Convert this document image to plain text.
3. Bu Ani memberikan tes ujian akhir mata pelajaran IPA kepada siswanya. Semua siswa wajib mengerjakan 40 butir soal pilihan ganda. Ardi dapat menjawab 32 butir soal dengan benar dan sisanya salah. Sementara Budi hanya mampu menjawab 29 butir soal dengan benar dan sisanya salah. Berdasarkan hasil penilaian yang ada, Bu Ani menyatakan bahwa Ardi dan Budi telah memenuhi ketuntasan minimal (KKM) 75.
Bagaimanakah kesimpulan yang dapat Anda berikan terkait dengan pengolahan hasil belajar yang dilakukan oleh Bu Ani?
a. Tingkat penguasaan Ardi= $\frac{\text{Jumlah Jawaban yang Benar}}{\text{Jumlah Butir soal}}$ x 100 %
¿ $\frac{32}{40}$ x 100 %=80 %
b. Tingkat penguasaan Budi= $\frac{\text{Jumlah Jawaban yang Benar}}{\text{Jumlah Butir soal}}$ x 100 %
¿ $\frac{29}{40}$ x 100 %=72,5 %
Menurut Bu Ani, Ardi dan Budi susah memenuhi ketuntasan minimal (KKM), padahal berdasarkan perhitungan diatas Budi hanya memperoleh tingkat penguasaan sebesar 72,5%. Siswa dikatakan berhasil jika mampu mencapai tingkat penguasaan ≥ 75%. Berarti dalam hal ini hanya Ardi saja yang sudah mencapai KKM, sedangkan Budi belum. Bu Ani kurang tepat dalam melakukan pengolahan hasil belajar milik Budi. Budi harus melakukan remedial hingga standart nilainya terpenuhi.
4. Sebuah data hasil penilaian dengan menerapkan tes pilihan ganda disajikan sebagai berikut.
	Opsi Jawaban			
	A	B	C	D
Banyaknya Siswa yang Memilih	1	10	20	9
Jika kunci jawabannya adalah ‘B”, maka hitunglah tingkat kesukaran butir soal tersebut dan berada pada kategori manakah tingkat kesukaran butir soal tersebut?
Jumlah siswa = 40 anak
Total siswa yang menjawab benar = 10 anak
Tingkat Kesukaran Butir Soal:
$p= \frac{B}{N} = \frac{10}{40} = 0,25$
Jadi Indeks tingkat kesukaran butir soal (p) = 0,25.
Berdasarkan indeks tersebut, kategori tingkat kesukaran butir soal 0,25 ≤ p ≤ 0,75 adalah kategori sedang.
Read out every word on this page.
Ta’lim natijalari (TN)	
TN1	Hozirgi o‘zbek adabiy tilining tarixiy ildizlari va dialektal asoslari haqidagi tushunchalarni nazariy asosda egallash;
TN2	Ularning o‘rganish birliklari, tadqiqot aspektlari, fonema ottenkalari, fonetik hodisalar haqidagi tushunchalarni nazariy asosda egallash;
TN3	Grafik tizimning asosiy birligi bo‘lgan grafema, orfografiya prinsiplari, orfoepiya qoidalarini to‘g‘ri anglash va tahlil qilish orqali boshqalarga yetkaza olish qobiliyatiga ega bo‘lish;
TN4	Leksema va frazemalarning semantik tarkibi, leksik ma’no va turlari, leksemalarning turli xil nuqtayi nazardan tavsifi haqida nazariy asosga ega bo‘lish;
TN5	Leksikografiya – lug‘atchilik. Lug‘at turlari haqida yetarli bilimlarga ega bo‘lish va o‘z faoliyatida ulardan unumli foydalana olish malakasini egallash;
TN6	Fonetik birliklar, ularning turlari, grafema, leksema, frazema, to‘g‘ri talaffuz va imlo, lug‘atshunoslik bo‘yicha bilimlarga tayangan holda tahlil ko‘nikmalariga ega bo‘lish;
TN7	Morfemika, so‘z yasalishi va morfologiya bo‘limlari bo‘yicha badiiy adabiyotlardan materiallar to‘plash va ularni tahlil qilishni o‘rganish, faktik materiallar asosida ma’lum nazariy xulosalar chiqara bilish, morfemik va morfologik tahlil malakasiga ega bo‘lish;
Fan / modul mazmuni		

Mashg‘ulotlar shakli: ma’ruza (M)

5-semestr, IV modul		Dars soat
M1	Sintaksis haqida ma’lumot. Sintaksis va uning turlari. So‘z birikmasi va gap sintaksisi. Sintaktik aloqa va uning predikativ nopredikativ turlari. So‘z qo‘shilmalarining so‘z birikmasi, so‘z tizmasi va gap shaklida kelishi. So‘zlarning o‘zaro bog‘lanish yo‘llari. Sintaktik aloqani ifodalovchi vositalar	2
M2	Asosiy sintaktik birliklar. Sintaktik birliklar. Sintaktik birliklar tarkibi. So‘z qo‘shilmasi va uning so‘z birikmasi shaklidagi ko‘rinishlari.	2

——

PROMPT:
Set down all of the data above, word for word.

COMPLETED EXERCISE:
Convert this document image to plain text.
3. Bu Ani memberikan tes ujian akhir mata pelajaran IPA kepada siswanya. Semua siswa wajib mengerjakan 40 butir soal pilihan ganda. Ardi dapat menjawab 32 butir soal dengan benar dan sisanya salah. Sementara Budi hanya mampu menjawab 29 butir soal dengan benar dan sisanya salah. Berdasarkan hasil penilaian yang ada, Bu Ani menyatakan bahwa Ardi dan Budi telah memenuhi ketuntasan minimal (KKM) 75.
Bagaimanakah kesimpulan yang dapat Anda berikan terkait dengan pengolahan hasil belajar yang dilakukan oleh Bu Ani?
a. Tingkat penguasaan Ardi= $\frac{\text{Jumlah Jawaban yang Benar}}{\text{Jumlah Butir soal}}$ x 100 %
¿ $\frac{32}{40}$ x 100 %=80 %
b. Tingkat penguasaan Budi= $\frac{\text{Jumlah Jawaban yang Benar}}{\text{Jumlah Butir soal}}$ x 100 %
¿ $\frac{29}{40}$ x 100 %=72,5 %
Menurut Bu Ani, Ardi dan Budi susah memenuhi ketuntasan minimal (KKM), padahal berdasarkan perhitungan diatas Budi hanya memperoleh tingkat penguasaan sebesar 72,5%. Siswa dikatakan berhasil jika mampu mencapai tingkat penguasaan ≥ 75%. Berarti dalam hal ini hanya Ardi saja yang sudah mencapai KKM, sedangkan Budi belum. Bu Ani kurang tepat dalam melakukan pengolahan hasil belajar milik Budi. Budi harus melakukan remedial hingga standart nilainya terpenuhi.
4. Sebuah data hasil penilaian dengan menerapkan tes pilihan ganda disajikan sebagai berikut.
	Opsi Jawaban			
	A	B	C	D
Banyaknya Siswa yang Memilih	1	10	20	9
Jika kunci jawabannya adalah ‘B”, maka hitunglah tingkat kesukaran butir soal tersebut dan berada pada kategori manakah tingkat kesukaran butir soal tersebut?
Jumlah siswa = 40 anak
Total siswa yang menjawab benar = 10 anak
Tingkat Kesukaran Butir Soal:
$p= \frac{B}{N} = \frac{10}{40} = 0,25$
Jadi Indeks tingkat kesukaran butir soal (p) = 0,25.
Berdasarkan indeks tersebut, kategori tingkat kesukaran butir soal 0,25 ≤ p ≤ 0,75 adalah kategori sedang.
Read out every word on this page.
Ta’lim natijalari (TN)	
TN1	Hozirgi o‘zbek adabiy tilining tarixiy ildizlari va dialektal asoslari haqidagi tushunchalarni nazariy asosda egallash;
TN2	Ularning o‘rganish birliklari, tadqiqot aspektlari, fonema ottenkalari, fonetik hodisalar haqidagi tushunchalarni nazariy asosda egallash;
TN3	Grafik tizimning asosiy birligi bo‘lgan grafema, orfografiya prinsiplari, orfoepiya qoidalarini to‘g‘ri anglash va tahlil qilish orqali boshqalarga yetkaza olish qobiliyatiga ega bo‘lish;
TN4	Leksema va frazemalarning semantik tarkibi, leksik ma’no va turlari, leksemalarning turli xil nuqtayi nazardan tavsifi haqida nazariy asosga ega bo‘lish;
TN5	Leksikografiya – lug‘atchilik. Lug‘at turlari haqida yetarli bilimlarga ega bo‘lish va o‘z faoliyatida ulardan unumli foydalana olish malakasini egallash;
TN6	Fonetik birliklar, ularning turlari, grafema, leksema, frazema, to‘g‘ri talaffuz va imlo, lug‘atshunoslik bo‘yicha bilimlarga tayangan holda tahlil ko‘nikmalariga ega bo‘lish;
TN7	Morfemika, so‘z yasalishi va morfologiya bo‘limlari bo‘yicha badiiy adabiyotlardan materiallar to‘plash va ularni tahlil qilishni o‘rganish, faktik materiallar asosida ma’lum nazariy xulosalar chiqara bilish, morfemik va morfologik tahlil malakasiga ega bo‘lish;
Fan / modul mazmuni		

Mashg‘ulotlar shakli: ma’ruza (M)

5-semestr, IV modul		Dars soat
M1	Sintaksis haqida ma’lumot. Sintaksis va uning turlari. So‘z birikmasi va gap sintaksisi. Sintaktik aloqa va uning predikativ nopredikativ turlari. So‘z qo‘shilmalarining so‘z birikmasi, so‘z tizmasi va gap shaklida kelishi. So‘zlarning o‘zaro bog‘lanish yo‘llari. Sintaktik aloqani ifodalovchi vositalar	2
M2	Asosiy sintaktik birliklar. Sintaktik birliklar. Sintaktik birliklar tarkibi. So‘z qo‘shilmasi va uning so‘z birikmasi shaklidagi ko‘rinishlari.	2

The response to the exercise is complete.